• Short exercise:
Gather the lines that hold the string "reacciones".

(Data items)

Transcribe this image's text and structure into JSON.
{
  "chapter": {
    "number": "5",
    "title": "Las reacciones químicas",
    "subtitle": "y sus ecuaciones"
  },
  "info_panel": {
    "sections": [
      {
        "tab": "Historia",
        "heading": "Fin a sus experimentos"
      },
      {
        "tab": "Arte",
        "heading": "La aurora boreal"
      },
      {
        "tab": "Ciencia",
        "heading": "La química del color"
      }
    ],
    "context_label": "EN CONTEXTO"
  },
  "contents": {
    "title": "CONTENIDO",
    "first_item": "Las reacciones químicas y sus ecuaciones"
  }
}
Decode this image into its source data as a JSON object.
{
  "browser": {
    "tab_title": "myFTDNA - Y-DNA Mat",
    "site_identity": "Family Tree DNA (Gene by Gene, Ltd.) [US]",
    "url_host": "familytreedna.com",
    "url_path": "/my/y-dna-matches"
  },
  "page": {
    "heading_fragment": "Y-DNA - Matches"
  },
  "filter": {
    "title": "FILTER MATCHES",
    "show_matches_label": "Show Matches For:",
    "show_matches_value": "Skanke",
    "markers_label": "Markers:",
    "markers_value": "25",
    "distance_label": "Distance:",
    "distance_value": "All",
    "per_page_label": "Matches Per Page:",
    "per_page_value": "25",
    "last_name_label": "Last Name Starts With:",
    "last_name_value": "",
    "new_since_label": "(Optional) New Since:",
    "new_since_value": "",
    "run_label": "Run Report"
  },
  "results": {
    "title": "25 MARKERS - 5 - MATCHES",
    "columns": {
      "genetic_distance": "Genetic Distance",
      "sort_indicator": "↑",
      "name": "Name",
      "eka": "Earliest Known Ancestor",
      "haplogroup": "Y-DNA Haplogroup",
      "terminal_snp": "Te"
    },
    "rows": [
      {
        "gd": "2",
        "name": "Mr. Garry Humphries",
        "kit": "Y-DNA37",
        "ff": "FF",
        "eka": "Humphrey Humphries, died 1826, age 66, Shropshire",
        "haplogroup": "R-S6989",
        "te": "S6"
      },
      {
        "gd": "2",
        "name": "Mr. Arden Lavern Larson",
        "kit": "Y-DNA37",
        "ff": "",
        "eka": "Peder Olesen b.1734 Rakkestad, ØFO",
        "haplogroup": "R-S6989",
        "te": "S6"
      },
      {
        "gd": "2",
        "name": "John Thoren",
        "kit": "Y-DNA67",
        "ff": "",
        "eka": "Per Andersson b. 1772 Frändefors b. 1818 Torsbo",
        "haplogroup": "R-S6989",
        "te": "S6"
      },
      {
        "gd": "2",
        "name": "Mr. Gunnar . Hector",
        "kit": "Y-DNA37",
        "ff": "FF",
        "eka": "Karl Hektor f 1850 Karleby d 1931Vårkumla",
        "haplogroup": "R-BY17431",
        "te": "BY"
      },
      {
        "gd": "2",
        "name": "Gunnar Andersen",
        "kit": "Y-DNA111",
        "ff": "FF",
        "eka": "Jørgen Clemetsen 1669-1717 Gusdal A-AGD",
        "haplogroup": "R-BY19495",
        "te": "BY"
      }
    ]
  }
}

• Finished task:
    "title": "Las reacciones químicas",
    "first_item": "Las reacciones químicas y sus ecuaciones"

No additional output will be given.